WHAT YOU ARE ASKED TO DO:
Write down every entry below once more, exactly.
--
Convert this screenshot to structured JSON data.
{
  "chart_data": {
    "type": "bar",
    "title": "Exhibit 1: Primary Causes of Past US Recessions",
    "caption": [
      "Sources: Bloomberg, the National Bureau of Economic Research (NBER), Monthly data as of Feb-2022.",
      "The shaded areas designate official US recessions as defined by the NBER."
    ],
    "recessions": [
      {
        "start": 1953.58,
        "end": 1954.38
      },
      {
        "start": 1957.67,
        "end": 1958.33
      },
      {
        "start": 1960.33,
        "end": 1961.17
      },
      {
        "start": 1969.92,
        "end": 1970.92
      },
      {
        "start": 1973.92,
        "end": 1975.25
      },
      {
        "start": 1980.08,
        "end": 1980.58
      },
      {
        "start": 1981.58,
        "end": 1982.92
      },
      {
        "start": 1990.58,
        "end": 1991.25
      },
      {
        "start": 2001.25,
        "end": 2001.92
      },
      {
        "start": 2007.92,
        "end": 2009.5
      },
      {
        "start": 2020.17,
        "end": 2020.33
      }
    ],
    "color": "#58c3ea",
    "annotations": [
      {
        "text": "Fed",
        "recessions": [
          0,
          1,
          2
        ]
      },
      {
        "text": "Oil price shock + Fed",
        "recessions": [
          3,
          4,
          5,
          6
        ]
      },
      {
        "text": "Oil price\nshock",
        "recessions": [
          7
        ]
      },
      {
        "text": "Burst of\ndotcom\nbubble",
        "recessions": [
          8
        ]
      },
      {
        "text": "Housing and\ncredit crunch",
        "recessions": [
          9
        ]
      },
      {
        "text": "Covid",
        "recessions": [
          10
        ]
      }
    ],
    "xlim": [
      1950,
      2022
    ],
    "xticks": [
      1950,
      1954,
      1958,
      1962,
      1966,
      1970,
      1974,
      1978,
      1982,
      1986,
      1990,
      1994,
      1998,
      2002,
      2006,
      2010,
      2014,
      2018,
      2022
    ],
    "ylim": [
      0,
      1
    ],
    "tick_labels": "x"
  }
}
--
SOLUTION FOR THIS PROBLEM:
Convert this screenshot to structured JSON data.
{
  "chart_data": {
    "type": "bar",
    "title": "Exhibit 1: Primary Causes of Past US Recessions",
    "caption": [
      "Sources: Bloomberg, the National Bureau of Economic Research (NBER), Monthly data as of Feb-2022.",
      "The shaded areas designate official US recessions as defined by the NBER."
    ],
    "recessions": [
      {
        "start": 1953.58,
        "end": 1954.38
      },
      {
        "start": 1957.67,
        "end": 1958.33
      },
      {
        "start": 1960.33,
        "end": 1961.17
      },
      {
        "start": 1969.92,
        "end": 1970.92
      },
      {
        "start": 1973.92,
        "end": 1975.25
      },
      {
        "start": 1980.08,
        "end": 1980.58
      },
      {
        "start": 1981.58,
        "end": 1982.92
      },
      {
        "start": 1990.58,
        "end": 1991.25
      },
      {
        "start": 2001.25,
        "end": 2001.92
      },
      {
        "start": 2007.92,
        "end": 2009.5
      },
      {
        "start": 2020.17,
        "end": 2020.33
      }
    ],
    "color": "#58c3ea",
    "annotations": [
      {
        "text": "Fed",
        "recessions": [
          0,
          1,
          2
        ]
      },
      {
        "text": "Oil price shock + Fed",
        "recessions": [
          3,
          4,
          5,
          6
        ]
      },
      {
        "text": "Oil price\nshock",
        "recessions": [
          7
        ]
      },
      {
        "text": "Burst of\ndotcom\nbubble",
        "recessions": [
          8
        ]
      },
      {
        "text": "Housing and\ncredit crunch",
        "recessions": [
          9
        ]
      },
      {
        "text": "Covid",
        "recessions": [
          10
        ]
      }
    ],
    "xlim": [
      1950,
      2022
    ],
    "xticks": [
      1950,
      1954,
      1958,
      1962,
      1966,
      1970,
      1974,
      1978,
      1982,
      1986,
      1990,
      1994,
      1998,
      2002,
      2006,
      2010,
      2014,
      2018,
      2022
    ],
    "ylim": [
      0,
      1
    ],
    "tick_labels": "x"
  }
}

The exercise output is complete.